## PASSAGE
The geographical data and the population data can be imported as graphs from the STEM framework by pulling the graphs from the STEM resources section on the right into the graphs section on the left under Project Explorer. Here we use country-specific data for Germany.

*Figure 6: Graph Import *

# Create the geography model

The bottom model in the model hierarchy is the geographic model.

This needs to be filled with the ‘area’ graph, the ‘nodes’ graph, and the ‘Common Border relationship within country DEU’ graph.

This is done by opening the ‘geo.model’ in the Designer view (simply by double-clicking it in the Project Explorer),

and dragging the graphs into the geo.model. Saving your geo.model at this stage is probably a good idea, and can be done by hitting <ctrl S> in the Designer view of the model.

*Figure 7: Equipping Models *

# Create the population model

The population model contains the geography model plus the population graph. It can be created by opening the pop.model in the Designer Perspective, and dragging the geo.model from the project view into the pop.model in the Designer. Add the population graph to this, and the basic population model is ready. It is possible to create more elaborate population models (e.g., multiple populations etc.), but no further specifications are not present, an automatically generated population model will be used; this is basically just a wrapper around the population data contained in the imported graph.

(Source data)
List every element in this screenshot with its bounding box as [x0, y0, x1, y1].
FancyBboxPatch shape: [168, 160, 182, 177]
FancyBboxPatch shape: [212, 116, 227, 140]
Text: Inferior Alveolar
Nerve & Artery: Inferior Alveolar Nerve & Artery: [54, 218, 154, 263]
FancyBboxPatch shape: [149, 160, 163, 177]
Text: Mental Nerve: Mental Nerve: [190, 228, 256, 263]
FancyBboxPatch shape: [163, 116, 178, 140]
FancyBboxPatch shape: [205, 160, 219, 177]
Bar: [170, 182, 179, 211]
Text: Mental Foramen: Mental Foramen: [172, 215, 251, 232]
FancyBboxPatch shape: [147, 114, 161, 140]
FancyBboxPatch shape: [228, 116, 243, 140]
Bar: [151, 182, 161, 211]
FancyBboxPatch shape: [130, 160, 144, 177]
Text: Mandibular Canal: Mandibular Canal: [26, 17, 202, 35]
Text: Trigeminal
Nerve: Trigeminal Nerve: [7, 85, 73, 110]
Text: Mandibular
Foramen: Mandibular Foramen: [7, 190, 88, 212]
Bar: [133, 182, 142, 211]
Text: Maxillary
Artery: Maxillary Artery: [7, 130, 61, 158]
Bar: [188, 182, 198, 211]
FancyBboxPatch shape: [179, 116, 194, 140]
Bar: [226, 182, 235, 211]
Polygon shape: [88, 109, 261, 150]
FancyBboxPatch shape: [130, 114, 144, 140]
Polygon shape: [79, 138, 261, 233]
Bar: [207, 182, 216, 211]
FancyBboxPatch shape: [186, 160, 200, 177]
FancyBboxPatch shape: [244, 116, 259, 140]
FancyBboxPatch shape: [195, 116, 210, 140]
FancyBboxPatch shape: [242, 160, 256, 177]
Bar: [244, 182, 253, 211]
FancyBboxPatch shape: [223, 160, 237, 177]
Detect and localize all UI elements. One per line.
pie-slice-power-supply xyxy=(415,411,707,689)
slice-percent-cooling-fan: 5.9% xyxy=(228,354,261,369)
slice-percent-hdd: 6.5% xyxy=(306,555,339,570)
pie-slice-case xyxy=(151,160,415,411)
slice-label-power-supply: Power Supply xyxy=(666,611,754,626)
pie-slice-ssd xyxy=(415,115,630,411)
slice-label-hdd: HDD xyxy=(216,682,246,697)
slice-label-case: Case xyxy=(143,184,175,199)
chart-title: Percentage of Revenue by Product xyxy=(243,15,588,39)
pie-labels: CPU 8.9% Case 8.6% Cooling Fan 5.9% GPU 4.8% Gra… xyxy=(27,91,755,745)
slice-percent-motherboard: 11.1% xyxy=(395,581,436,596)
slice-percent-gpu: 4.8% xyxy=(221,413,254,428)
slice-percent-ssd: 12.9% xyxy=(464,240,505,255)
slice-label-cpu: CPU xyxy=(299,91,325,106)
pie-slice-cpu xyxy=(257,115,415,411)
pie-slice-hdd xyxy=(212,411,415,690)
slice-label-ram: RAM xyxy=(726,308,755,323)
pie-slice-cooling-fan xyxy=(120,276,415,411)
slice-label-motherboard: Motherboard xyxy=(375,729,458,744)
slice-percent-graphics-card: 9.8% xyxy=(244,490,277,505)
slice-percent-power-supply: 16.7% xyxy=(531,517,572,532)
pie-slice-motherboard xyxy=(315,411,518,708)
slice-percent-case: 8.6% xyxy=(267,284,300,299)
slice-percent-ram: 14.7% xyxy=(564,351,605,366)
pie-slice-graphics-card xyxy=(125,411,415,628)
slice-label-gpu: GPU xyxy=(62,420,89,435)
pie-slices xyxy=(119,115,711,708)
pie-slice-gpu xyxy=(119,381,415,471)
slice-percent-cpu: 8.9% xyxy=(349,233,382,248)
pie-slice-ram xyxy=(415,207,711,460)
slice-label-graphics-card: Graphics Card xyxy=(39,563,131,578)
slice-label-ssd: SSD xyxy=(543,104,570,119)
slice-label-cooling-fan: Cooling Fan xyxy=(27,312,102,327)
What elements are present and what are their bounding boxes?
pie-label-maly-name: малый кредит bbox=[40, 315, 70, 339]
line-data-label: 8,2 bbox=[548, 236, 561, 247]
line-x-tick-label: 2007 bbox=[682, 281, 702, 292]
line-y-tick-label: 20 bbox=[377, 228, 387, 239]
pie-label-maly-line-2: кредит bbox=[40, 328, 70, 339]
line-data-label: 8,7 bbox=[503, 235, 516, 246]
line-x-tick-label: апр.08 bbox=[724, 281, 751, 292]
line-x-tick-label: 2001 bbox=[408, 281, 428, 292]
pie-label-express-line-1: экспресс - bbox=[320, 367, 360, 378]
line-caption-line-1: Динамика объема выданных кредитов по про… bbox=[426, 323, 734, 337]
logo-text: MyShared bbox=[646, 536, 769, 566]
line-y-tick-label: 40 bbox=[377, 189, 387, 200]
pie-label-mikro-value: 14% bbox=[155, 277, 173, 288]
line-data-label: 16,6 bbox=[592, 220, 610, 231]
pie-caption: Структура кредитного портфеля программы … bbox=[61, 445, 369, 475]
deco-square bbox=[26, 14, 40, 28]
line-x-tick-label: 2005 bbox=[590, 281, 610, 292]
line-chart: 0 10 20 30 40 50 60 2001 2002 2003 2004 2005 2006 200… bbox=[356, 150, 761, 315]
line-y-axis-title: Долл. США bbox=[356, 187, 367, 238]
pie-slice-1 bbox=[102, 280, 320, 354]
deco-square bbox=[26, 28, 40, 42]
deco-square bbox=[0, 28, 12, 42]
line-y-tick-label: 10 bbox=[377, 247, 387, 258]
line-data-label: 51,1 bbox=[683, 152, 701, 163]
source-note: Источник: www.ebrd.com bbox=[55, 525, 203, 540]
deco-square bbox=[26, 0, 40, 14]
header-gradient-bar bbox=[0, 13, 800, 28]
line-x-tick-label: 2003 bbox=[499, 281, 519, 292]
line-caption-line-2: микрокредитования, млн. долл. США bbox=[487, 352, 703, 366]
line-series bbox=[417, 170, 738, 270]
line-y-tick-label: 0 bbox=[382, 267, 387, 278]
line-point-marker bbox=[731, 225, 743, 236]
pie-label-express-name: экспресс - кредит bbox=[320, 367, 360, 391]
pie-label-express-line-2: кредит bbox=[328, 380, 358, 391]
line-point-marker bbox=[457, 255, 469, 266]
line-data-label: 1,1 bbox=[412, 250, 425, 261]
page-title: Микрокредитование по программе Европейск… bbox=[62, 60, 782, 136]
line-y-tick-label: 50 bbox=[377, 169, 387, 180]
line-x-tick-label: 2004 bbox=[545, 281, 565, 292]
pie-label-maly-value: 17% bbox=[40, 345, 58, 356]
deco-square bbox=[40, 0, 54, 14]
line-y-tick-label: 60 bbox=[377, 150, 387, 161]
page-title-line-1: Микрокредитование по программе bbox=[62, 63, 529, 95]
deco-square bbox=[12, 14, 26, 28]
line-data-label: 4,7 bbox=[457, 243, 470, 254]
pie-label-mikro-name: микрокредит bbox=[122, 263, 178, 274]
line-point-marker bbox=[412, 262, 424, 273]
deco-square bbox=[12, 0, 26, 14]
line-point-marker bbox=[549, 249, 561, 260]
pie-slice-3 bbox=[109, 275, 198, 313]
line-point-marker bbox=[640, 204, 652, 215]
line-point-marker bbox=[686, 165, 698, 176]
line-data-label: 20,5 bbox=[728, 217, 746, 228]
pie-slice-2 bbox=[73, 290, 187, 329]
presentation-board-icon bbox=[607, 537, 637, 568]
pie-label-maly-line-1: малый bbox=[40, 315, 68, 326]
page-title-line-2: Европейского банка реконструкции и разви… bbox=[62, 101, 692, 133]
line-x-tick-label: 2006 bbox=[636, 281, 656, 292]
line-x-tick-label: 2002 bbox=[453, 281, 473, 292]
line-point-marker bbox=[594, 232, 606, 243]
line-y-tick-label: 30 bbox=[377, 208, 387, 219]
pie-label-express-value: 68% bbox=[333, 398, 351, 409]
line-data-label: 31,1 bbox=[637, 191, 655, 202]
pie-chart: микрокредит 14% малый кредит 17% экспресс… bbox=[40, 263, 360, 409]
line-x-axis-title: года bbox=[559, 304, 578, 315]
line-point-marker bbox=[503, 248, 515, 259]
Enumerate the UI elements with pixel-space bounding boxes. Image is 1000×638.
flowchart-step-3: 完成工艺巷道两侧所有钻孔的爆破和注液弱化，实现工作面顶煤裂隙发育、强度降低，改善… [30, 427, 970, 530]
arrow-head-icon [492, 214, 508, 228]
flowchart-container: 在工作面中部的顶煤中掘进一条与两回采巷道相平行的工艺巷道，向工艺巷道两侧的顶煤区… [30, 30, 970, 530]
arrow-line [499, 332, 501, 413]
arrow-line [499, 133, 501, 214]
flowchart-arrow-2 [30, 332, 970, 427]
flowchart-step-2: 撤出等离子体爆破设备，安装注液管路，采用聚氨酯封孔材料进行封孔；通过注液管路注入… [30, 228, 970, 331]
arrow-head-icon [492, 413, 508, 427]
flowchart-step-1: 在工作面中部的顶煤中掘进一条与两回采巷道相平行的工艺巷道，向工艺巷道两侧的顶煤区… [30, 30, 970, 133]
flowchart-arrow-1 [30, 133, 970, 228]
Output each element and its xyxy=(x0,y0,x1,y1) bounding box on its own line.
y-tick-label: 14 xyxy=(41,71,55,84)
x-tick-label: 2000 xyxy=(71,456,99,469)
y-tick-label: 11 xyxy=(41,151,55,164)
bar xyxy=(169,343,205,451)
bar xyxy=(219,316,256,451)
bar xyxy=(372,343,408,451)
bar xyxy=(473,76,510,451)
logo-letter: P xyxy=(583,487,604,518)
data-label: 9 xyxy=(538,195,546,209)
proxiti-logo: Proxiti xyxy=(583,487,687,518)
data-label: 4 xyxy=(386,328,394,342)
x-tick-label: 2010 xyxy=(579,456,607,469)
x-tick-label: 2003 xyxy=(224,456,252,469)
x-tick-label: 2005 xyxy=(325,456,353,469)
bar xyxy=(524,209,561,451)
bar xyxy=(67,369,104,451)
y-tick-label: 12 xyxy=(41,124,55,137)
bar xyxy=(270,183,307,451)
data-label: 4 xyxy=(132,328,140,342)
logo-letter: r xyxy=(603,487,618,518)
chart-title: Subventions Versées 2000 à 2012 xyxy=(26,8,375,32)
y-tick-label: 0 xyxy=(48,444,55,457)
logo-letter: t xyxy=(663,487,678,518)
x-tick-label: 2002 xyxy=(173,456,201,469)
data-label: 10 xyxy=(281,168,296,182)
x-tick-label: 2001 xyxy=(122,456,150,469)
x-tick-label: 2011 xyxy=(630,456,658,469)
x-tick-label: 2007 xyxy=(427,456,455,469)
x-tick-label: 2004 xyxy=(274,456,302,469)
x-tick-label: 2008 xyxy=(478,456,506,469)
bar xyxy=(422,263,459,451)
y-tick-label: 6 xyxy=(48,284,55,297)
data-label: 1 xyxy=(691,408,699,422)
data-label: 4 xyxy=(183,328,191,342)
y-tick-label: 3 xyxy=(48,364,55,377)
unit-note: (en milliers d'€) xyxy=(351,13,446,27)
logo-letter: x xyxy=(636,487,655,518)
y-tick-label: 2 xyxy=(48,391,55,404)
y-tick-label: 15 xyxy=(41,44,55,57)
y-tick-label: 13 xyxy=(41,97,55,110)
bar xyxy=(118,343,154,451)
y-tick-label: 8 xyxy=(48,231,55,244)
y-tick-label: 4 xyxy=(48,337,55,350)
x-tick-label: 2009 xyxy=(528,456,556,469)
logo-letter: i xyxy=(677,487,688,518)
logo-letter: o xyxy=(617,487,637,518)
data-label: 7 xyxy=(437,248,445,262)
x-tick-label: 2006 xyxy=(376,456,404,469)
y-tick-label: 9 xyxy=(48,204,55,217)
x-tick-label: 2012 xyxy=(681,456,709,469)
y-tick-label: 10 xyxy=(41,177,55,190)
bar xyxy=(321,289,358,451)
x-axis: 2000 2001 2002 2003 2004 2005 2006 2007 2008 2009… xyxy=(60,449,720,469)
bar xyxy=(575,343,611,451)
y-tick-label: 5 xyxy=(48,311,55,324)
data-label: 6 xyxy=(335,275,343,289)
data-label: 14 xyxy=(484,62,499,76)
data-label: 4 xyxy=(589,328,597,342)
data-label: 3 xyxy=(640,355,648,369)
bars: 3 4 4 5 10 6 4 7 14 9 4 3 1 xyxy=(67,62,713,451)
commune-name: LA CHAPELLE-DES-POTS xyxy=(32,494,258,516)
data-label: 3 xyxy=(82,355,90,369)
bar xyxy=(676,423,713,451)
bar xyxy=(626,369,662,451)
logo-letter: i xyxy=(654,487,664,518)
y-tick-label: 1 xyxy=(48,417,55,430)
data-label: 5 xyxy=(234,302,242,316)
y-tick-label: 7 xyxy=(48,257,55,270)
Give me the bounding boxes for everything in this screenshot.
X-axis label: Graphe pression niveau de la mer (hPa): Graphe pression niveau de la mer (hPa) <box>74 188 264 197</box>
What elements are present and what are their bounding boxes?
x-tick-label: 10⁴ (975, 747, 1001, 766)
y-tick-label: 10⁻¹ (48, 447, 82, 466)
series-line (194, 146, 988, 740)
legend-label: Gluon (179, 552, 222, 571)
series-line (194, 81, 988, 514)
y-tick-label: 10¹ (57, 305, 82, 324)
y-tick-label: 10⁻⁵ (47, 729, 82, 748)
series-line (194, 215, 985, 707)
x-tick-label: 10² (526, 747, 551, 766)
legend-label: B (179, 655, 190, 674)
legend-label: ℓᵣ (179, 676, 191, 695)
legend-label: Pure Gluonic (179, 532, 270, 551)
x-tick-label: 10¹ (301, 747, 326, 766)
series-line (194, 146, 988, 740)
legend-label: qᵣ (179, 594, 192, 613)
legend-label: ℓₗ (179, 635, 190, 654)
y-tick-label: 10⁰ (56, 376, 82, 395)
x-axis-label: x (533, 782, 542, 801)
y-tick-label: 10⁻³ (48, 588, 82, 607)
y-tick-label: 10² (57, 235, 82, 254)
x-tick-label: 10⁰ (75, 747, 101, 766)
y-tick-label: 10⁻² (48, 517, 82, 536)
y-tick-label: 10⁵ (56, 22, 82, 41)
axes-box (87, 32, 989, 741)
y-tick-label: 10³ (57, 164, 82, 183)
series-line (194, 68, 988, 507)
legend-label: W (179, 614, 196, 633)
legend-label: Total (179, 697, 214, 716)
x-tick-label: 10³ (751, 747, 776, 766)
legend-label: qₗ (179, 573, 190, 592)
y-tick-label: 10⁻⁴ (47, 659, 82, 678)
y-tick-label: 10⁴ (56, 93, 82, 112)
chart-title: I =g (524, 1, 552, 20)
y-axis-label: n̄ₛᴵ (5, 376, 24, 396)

## EXERCISE A
According to the STEM model setup passage, which graphs go into the geo.model? List all of them.
## EXERCISE B
Translate this sentence from the STEM model setup passage into Spanish: "The bottom model in the model hierarchy is the geographic model."
## EXERCISE C
Pick up the STEM model setup passage after its last sentence and write the next part.

## TASK OUTPUT A
- the 'area' graph
- the 'nodes' graph
- the 'Common Border relationship within country DEU' graph

## TASK OUTPUT B
El modelo inferior en la jerarquía de modelos es el modelo geográfico.

## TASK OUTPUT C
*Figure 8: Population Model *

# Create the disease model

To compose the disease model, we finally also need a disease. The disease construction is accessible via the “New -> disease” command. For the sake of creating an example disease, take note that the transmission rate is set to a value larger than zero, and also note that the name of this disease will be required to initialize the infector later on in the scenario construction. The newly defined disease appears in the ‘Decorators’ section of the Project Explorer, and this is also where the infector will appear when it is created. For this demonstration, we choose a DeterministicSEIRDiseaseModelImpl. with a Transmission Rate of 1.0, an Infectious Recovery rate of 0.5, Immunity Loss Rate of 0.3, and an Incubation Rate of 0.3

*Figure 9: Disease Creation *

After creating a disease, you will be able to inspect the properties of the disease in the ‘Properties’ tab of the Resources section of the Designer View. Make sure that all parameters have been entered correctly, e.g., that you have a Transmission Rate larger than Zero. You can change the values of properties in this tab by simply editing them, and saving them by hitting <ctrl-S> in the Designer View again.

To create the disease model, proceed just as before by pulling the pop.model and the disease from the Project Explorer onto the empty dis.model in the Designer View, and save the disease model with <ctrl-S> to update the project.

# Create an Infector

The command “New -> infector” allows you to create an infector. An essential information for the infector is the disease to be linked to this infector, thus ‘Disease Name’ must correctly spell out the name of the disease defined earlier. Furthermore, the geographical location must be specified (under the ‘Select Location’ button), in this case Hamburg as one of the 41 nodes in the geographic model for Germany.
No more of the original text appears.